SUPPLIED DATA -
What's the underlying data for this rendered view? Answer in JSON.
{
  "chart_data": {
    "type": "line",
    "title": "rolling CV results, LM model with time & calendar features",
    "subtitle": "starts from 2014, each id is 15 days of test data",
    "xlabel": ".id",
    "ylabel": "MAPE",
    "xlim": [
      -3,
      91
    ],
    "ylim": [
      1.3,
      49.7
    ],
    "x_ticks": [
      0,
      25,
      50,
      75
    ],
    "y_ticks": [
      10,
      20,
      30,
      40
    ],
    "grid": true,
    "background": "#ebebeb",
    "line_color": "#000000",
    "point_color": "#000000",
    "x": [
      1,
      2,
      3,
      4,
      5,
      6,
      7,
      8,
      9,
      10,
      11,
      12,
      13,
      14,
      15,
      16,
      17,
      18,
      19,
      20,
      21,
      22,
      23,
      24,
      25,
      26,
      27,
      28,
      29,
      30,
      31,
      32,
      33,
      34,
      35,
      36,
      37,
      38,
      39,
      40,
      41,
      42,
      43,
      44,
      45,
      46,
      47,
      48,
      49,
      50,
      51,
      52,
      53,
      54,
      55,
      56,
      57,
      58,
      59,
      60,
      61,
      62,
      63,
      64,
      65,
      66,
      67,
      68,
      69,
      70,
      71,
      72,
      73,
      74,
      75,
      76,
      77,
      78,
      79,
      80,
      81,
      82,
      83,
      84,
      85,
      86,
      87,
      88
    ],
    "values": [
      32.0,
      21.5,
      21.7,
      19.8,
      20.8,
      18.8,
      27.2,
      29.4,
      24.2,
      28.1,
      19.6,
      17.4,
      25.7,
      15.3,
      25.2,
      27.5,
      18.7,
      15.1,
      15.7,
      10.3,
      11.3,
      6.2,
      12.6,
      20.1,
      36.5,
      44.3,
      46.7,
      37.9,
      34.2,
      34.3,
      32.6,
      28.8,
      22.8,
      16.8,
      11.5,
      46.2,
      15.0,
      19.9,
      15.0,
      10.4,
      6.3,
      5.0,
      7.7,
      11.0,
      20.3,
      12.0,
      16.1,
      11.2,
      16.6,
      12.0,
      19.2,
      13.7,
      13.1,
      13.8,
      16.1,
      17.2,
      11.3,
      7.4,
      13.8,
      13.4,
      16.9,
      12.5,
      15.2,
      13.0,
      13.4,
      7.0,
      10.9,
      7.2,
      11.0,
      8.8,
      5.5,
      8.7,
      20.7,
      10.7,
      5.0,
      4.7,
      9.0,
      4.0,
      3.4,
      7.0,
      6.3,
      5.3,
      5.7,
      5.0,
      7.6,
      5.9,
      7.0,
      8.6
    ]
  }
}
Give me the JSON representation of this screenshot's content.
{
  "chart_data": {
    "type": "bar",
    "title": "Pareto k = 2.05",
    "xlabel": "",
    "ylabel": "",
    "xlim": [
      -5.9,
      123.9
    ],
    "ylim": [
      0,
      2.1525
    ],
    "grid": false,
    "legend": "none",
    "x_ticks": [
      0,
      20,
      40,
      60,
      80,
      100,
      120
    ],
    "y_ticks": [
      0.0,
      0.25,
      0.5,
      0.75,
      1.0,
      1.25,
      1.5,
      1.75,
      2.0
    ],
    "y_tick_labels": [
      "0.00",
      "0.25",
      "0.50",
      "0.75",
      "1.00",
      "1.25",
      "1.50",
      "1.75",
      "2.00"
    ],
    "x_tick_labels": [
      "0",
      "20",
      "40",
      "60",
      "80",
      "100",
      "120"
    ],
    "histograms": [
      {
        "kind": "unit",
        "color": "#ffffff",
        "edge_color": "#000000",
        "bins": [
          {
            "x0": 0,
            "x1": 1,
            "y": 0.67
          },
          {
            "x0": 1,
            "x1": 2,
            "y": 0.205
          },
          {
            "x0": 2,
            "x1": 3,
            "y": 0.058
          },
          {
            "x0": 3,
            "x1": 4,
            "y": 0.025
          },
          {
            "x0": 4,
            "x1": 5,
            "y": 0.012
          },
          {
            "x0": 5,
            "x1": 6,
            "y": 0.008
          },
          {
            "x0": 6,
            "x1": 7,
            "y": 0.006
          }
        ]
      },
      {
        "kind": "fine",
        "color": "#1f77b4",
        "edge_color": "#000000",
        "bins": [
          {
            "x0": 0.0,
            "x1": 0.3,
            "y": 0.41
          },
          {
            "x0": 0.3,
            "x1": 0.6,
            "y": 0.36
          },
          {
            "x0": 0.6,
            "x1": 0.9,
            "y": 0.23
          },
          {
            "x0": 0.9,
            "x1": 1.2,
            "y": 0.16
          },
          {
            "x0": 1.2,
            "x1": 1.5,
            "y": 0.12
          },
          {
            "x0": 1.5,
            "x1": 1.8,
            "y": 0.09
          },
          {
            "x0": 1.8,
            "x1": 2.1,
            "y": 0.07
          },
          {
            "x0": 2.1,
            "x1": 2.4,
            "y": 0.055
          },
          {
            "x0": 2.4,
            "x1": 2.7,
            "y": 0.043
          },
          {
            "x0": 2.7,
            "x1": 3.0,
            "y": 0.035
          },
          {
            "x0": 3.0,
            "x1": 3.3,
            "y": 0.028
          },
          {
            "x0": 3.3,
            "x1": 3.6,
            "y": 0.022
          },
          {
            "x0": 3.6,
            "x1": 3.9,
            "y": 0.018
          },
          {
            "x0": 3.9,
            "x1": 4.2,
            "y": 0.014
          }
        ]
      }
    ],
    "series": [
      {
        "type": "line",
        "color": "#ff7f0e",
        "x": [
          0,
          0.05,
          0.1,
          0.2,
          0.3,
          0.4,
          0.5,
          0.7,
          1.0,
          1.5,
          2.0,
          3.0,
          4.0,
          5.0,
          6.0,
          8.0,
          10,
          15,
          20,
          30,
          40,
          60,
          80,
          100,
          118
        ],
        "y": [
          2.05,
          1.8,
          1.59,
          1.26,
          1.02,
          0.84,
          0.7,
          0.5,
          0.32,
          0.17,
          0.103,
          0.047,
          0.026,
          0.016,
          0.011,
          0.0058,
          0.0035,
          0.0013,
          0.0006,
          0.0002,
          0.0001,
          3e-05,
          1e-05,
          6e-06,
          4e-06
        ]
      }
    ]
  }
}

TASK DIRECTIONS -
Every record above should be copied exactly.

THE ANSWER -
What's the underlying data for this rendered view? Answer in JSON.
{
  "chart_data": {
    "type": "line",
    "title": "rolling CV results, LM model with time & calendar features",
    "subtitle": "starts from 2014, each id is 15 days of test data",
    "xlabel": ".id",
    "ylabel": "MAPE",
    "xlim": [
      -3,
      91
    ],
    "ylim": [
      1.3,
      49.7
    ],
    "x_ticks": [
      0,
      25,
      50,
      75
    ],
    "y_ticks": [
      10,
      20,
      30,
      40
    ],
    "grid": true,
    "background": "#ebebeb",
    "line_color": "#000000",
    "point_color": "#000000",
    "x": [
      1,
      2,
      3,
      4,
      5,
      6,
      7,
      8,
      9,
      10,
      11,
      12,
      13,
      14,
      15,
      16,
      17,
      18,
      19,
      20,
      21,
      22,
      23,
      24,
      25,
      26,
      27,
      28,
      29,
      30,
      31,
      32,
      33,
      34,
      35,
      36,
      37,
      38,
      39,
      40,
      41,
      42,
      43,
      44,
      45,
      46,
      47,
      48,
      49,
      50,
      51,
      52,
      53,
      54,
      55,
      56,
      57,
      58,
      59,
      60,
      61,
      62,
      63,
      64,
      65,
      66,
      67,
      68,
      69,
      70,
      71,
      72,
      73,
      74,
      75,
      76,
      77,
      78,
      79,
      80,
      81,
      82,
      83,
      84,
      85,
      86,
      87,
      88
    ],
    "values": [
      32.0,
      21.5,
      21.7,
      19.8,
      20.8,
      18.8,
      27.2,
      29.4,
      24.2,
      28.1,
      19.6,
      17.4,
      25.7,
      15.3,
      25.2,
      27.5,
      18.7,
      15.1,
      15.7,
      10.3,
      11.3,
      6.2,
      12.6,
      20.1,
      36.5,
      44.3,
      46.7,
      37.9,
      34.2,
      34.3,
      32.6,
      28.8,
      22.8,
      16.8,
      11.5,
      46.2,
      15.0,
      19.9,
      15.0,
      10.4,
      6.3,
      5.0,
      7.7,
      11.0,
      20.3,
      12.0,
      16.1,
      11.2,
      16.6,
      12.0,
      19.2,
      13.7,
      13.1,
      13.8,
      16.1,
      17.2,
      11.3,
      7.4,
      13.8,
      13.4,
      16.9,
      12.5,
      15.2,
      13.0,
      13.4,
      7.0,
      10.9,
      7.2,
      11.0,
      8.8,
      5.5,
      8.7,
      20.7,
      10.7,
      5.0,
      4.7,
      9.0,
      4.0,
      3.4,
      7.0,
      6.3,
      5.3,
      5.7,
      5.0,
      7.6,
      5.9,
      7.0,
      8.6
    ]
  }
}
Give me the JSON representation of this screenshot's content.
{
  "chart_data": {
    "type": "bar",
    "title": "Pareto k = 2.05",
    "xlabel": "",
    "ylabel": "",
    "xlim": [
      -5.9,
      123.9
    ],
    "ylim": [
      0,
      2.1525
    ],
    "grid": false,
    "legend": "none",
    "x_ticks": [
      0,
      20,
      40,
      60,
      80,
      100,
      120
    ],
    "y_ticks": [
      0.0,
      0.25,
      0.5,
      0.75,
      1.0,
      1.25,
      1.5,
      1.75,
      2.0
    ],
    "y_tick_labels": [
      "0.00",
      "0.25",
      "0.50",
      "0.75",
      "1.00",
      "1.25",
      "1.50",
      "1.75",
      "2.00"
    ],
    "x_tick_labels": [
      "0",
      "20",
      "40",
      "60",
      "80",
      "100",
      "120"
    ],
    "histograms": [
      {
        "kind": "unit",
        "color": "#ffffff",
        "edge_color": "#000000",
        "bins": [
          {
            "x0": 0,
            "x1": 1,
            "y": 0.67
          },
          {
            "x0": 1,
            "x1": 2,
            "y": 0.205
          },
          {
            "x0": 2,
            "x1": 3,
            "y": 0.058
          },
          {
            "x0": 3,
            "x1": 4,
            "y": 0.025
          },
          {
            "x0": 4,
            "x1": 5,
            "y": 0.012
          },
          {
            "x0": 5,
            "x1": 6,
            "y": 0.008
          },
          {
            "x0": 6,
            "x1": 7,
            "y": 0.006
          }
        ]
      },
      {
        "kind": "fine",
        "color": "#1f77b4",
        "edge_color": "#000000",
        "bins": [
          {
            "x0": 0.0,
            "x1": 0.3,
            "y": 0.41
          },
          {
            "x0": 0.3,
            "x1": 0.6,
            "y": 0.36
          },
          {
            "x0": 0.6,
            "x1": 0.9,
            "y": 0.23
          },
          {
            "x0": 0.9,
            "x1": 1.2,
            "y": 0.16
          },
          {
            "x0": 1.2,
            "x1": 1.5,
            "y": 0.12
          },
          {
            "x0": 1.5,
            "x1": 1.8,
            "y": 0.09
          },
          {
            "x0": 1.8,
            "x1": 2.1,
            "y": 0.07
          },
          {
            "x0": 2.1,
            "x1": 2.4,
            "y": 0.055
          },
          {
            "x0": 2.4,
            "x1": 2.7,
            "y": 0.043
          },
          {
            "x0": 2.7,
            "x1": 3.0,
            "y": 0.035
          },
          {
            "x0": 3.0,
            "x1": 3.3,
            "y": 0.028
          },
          {
            "x0": 3.3,
            "x1": 3.6,
            "y": 0.022
          },
          {
            "x0": 3.6,
            "x1": 3.9,
            "y": 0.018
          },
          {
            "x0": 3.9,
            "x1": 4.2,
            "y": 0.014
          }
        ]
      }
    ],
    "series": [
      {
        "type": "line",
        "color": "#ff7f0e",
        "x": [
          0,
          0.05,
          0.1,
          0.2,
          0.3,
          0.4,
          0.5,
          0.7,
          1.0,
          1.5,
          2.0,
          3.0,
          4.0,
          5.0,
          6.0,
          8.0,
          10,
          15,
          20,
          30,
          40,
          60,
          80,
          100,
          118
        ],
        "y": [
          2.05,
          1.8,
          1.59,
          1.26,
          1.02,
          0.84,
          0.7,
          0.5,
          0.32,
          0.17,
          0.103,
          0.047,
          0.026,
          0.016,
          0.011,
          0.0058,
          0.0035,
          0.0013,
          0.0006,
          0.0002,
          0.0001,
          3e-05,
          1e-05,
          6e-06,
          4e-06
        ]
      }
    ]
  }
}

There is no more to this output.